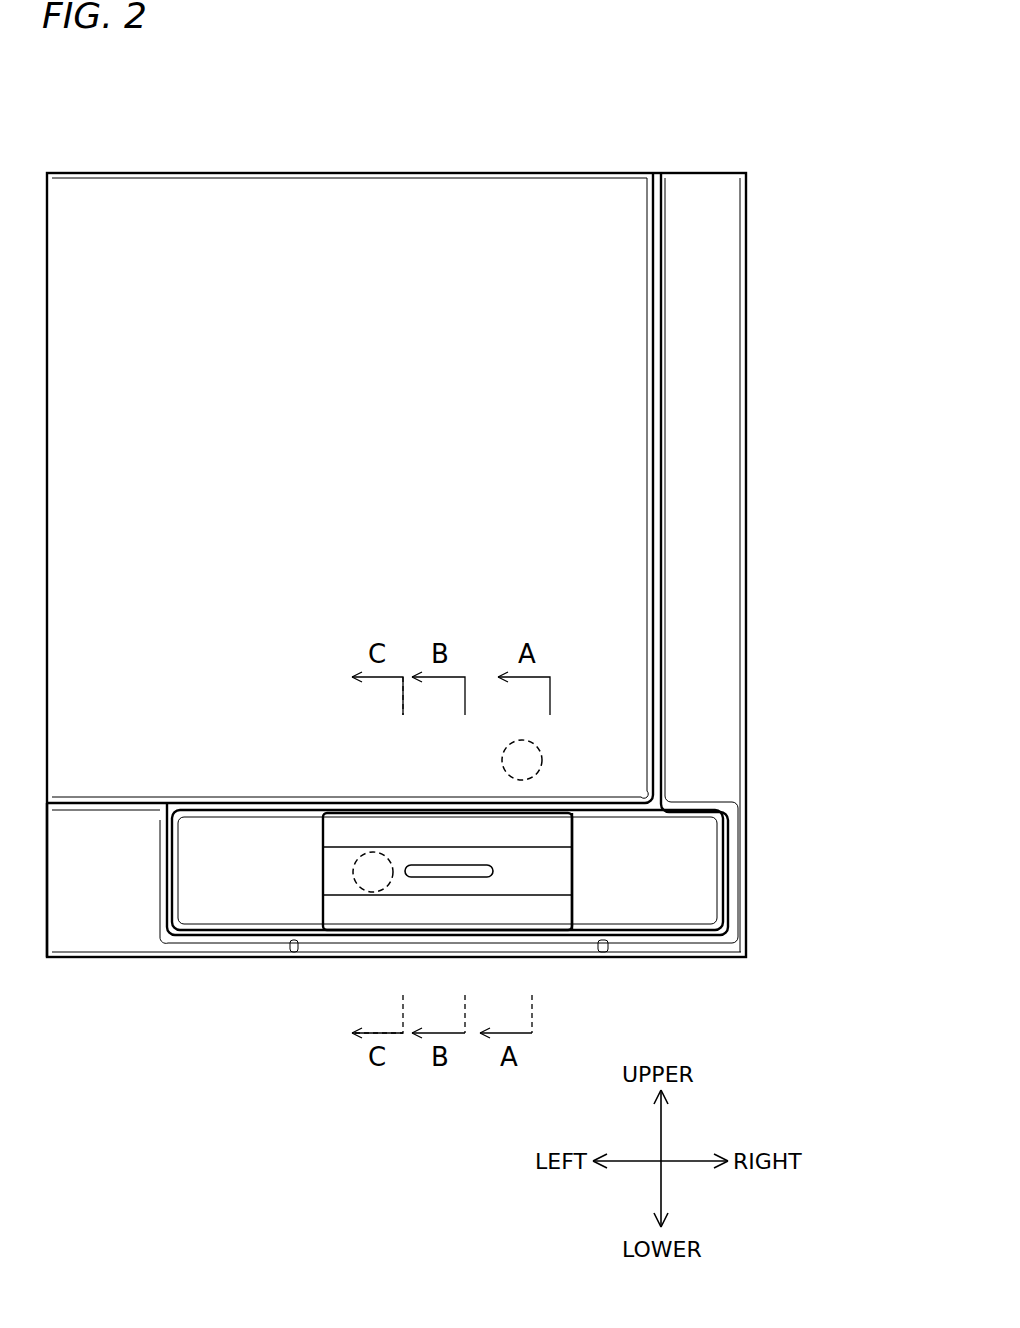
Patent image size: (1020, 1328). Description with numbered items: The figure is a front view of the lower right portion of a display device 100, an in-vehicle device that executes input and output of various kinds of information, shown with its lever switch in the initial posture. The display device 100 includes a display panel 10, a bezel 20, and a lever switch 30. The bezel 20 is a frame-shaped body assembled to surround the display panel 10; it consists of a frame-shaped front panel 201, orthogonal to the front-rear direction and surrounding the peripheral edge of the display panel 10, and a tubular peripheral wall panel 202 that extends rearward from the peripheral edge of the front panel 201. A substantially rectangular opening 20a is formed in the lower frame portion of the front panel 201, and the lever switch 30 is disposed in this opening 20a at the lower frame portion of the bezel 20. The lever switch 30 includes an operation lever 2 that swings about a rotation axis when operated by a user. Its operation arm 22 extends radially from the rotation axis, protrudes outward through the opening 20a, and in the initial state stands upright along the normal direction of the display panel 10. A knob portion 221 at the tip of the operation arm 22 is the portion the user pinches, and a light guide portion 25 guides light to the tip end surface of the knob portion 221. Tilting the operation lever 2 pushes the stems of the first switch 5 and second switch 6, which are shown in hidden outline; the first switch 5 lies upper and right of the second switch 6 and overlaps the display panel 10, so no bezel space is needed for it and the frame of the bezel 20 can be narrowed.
...
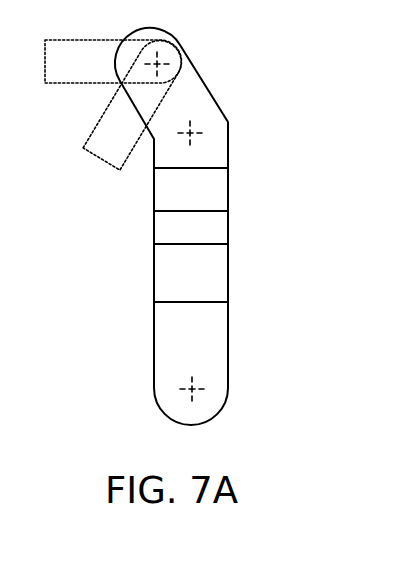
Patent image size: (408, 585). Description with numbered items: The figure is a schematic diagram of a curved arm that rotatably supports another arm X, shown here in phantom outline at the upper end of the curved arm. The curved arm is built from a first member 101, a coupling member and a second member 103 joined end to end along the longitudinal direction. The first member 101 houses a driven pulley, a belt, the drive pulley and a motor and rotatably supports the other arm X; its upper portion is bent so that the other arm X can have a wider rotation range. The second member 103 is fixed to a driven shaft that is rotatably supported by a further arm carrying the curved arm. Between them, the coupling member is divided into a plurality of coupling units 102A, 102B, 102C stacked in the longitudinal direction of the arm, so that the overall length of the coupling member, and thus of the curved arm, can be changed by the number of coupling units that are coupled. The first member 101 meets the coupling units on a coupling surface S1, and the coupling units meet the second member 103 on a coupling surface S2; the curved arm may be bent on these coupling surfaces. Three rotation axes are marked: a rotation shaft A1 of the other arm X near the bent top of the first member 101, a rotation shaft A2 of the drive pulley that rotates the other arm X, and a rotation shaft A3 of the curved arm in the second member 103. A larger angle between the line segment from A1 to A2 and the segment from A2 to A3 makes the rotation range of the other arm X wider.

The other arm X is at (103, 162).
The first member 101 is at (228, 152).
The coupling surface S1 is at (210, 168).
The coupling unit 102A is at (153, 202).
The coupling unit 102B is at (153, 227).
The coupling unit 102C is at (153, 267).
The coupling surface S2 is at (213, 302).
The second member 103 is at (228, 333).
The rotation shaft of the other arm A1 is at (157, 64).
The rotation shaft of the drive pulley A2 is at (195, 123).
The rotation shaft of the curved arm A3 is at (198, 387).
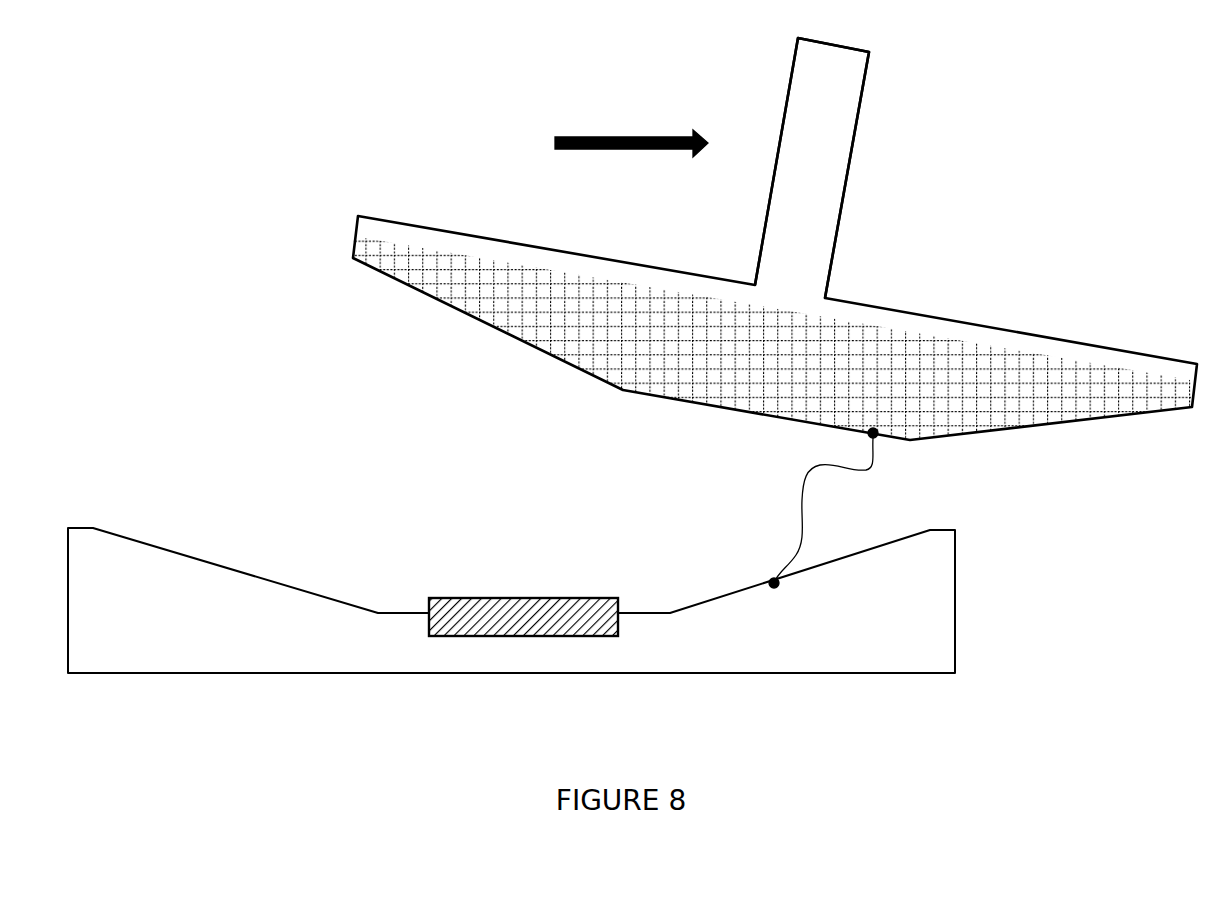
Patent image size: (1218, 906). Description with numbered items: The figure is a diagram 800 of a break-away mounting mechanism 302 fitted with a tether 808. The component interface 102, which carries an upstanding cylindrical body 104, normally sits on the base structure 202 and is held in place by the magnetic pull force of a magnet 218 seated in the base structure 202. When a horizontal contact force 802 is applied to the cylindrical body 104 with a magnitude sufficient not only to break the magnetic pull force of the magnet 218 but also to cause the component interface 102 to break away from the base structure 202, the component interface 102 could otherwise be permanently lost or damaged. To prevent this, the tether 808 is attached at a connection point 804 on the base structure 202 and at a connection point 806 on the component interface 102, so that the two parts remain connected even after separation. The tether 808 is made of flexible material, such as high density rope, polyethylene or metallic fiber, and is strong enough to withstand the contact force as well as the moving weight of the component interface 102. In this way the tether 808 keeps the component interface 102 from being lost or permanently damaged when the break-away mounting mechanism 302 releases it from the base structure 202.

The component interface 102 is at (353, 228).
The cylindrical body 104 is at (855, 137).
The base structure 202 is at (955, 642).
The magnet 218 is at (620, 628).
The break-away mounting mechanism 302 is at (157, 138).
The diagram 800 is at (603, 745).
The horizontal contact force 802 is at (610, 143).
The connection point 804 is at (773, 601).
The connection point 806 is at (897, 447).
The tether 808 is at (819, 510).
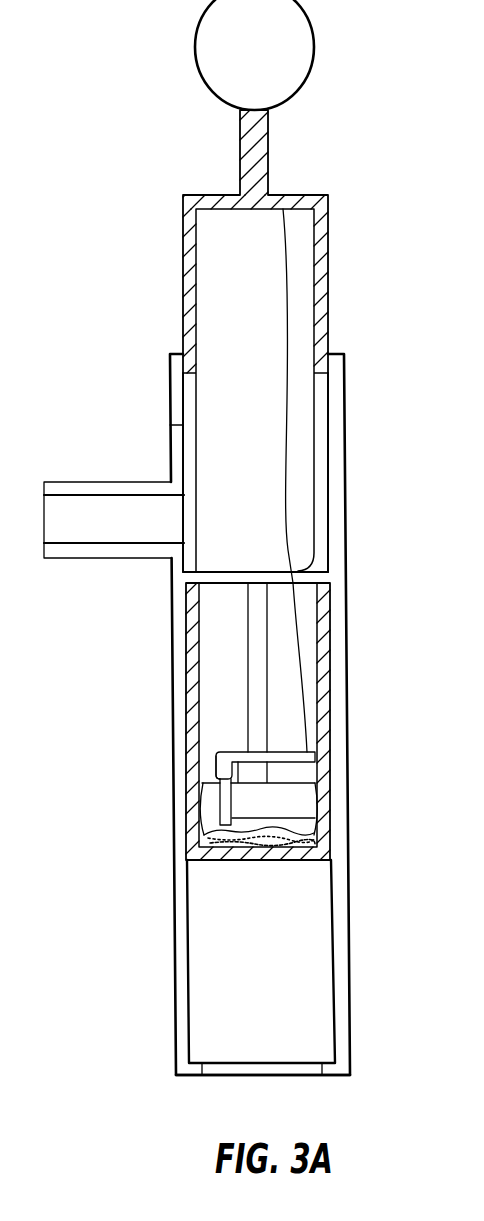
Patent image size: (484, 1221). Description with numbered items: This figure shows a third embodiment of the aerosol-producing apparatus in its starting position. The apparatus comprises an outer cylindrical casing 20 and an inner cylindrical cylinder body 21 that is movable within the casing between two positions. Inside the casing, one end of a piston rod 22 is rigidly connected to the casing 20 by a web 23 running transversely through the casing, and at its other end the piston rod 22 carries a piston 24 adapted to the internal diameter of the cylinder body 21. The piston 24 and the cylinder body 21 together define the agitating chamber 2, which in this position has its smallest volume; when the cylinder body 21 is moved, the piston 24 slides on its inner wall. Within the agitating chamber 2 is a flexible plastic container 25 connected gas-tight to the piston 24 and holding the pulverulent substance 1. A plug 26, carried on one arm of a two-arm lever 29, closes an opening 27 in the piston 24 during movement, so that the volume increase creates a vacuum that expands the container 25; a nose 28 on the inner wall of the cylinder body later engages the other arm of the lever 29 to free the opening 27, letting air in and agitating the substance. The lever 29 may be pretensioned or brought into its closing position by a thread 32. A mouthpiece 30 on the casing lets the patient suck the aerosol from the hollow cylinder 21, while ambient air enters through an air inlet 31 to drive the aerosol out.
...
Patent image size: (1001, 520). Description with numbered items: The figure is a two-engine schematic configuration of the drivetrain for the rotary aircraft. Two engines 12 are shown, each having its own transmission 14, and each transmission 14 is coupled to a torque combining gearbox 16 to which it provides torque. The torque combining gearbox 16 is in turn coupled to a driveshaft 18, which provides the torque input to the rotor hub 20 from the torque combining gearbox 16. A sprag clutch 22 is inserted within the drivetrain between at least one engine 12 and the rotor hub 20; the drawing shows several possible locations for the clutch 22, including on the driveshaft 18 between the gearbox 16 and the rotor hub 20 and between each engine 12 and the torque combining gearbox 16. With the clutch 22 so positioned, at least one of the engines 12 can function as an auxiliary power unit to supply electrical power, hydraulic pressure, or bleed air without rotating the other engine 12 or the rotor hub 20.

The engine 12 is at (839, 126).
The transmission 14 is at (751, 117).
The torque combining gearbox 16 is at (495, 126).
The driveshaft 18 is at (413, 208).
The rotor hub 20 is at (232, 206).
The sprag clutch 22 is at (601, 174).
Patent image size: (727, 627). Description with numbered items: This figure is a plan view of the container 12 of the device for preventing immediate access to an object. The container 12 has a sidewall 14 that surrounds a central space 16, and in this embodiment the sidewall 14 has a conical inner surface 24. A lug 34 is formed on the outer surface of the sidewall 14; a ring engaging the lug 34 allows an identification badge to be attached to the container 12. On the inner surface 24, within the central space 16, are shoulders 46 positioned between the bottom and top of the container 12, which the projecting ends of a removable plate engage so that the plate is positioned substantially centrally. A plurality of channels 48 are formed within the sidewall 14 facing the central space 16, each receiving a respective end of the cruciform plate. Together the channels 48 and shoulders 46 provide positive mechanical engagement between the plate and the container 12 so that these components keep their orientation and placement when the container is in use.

**STATED PROBLEM**: Copy the rows from the line containing "Patent image size: (1218, 906)." through the line containing "The cylindrical body 104 is at (855, 137).", including both of those lines.

**EXPECTED ANSWER**:
Patent image size: (1218, 906). Description with numbered items: The figure is a diagram 800 of a break-away mounting mechanism 302 fitted with a tether 808. The component interface 102, which carries an upstanding cylindrical body 104, normally sits on the base structure 202 and is held in place by the magnetic pull force of a magnet 218 seated in the base structure 202. When a horizontal contact force 802 is applied to the cylindrical body 104 with a magnitude sufficient not only to break the magnetic pull force of the magnet 218 but also to cause the component interface 102 to break away from the base structure 202, the component interface 102 could otherwise be permanently lost or damaged. To prevent this, the tether 808 is attached at a connection point 804 on the base structure 202 and at a connection point 806 on the component interface 102, so that the two parts remain connected even after separation. The tether 808 is made of flexible material, such as high density rope, polyethylene or metallic fiber, and is strong enough to withstand the contact force as well as the moving weight of the component interface 102. In this way the tether 808 keeps the component interface 102 from being lost or permanently damaged when the break-away mounting mechanism 302 releases it from the base structure 202.

The component interface 102 is at (353, 228).
The cylindrical body 104 is at (855, 137).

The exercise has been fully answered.